Figure record extracts
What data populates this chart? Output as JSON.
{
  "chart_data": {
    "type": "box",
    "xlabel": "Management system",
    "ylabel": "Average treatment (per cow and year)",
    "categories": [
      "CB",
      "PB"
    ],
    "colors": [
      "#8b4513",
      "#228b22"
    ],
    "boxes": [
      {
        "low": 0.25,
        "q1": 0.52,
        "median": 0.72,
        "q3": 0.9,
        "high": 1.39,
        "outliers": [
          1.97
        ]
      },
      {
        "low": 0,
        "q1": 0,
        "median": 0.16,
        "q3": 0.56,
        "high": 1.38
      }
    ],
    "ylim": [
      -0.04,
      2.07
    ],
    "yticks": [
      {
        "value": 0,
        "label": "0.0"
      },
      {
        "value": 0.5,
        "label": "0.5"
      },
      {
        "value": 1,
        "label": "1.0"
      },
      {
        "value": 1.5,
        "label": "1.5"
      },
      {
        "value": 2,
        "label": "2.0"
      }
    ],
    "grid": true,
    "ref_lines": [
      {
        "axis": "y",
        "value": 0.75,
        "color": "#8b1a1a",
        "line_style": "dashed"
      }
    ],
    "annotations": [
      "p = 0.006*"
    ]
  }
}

◆ REQUIREMENTS
Copy out all of the records above with nothing altered.

◆ RESPONSE BELOW
What data populates this chart? Output as JSON.
{
  "chart_data": {
    "type": "box",
    "xlabel": "Management system",
    "ylabel": "Average treatment (per cow and year)",
    "categories": [
      "CB",
      "PB"
    ],
    "colors": [
      "#8b4513",
      "#228b22"
    ],
    "boxes": [
      {
        "low": 0.25,
        "q1": 0.52,
        "median": 0.72,
        "q3": 0.9,
        "high": 1.39,
        "outliers": [
          1.97
        ]
      },
      {
        "low": 0,
        "q1": 0,
        "median": 0.16,
        "q3": 0.56,
        "high": 1.38
      }
    ],
    "ylim": [
      -0.04,
      2.07
    ],
    "yticks": [
      {
        "value": 0,
        "label": "0.0"
      },
      {
        "value": 0.5,
        "label": "0.5"
      },
      {
        "value": 1,
        "label": "1.0"
      },
      {
        "value": 1.5,
        "label": "1.5"
      },
      {
        "value": 2,
        "label": "2.0"
      }
    ],
    "grid": true,
    "ref_lines": [
      {
        "axis": "y",
        "value": 0.75,
        "color": "#8b1a1a",
        "line_style": "dashed"
      }
    ],
    "annotations": [
      "p = 0.006*"
    ]
  }
}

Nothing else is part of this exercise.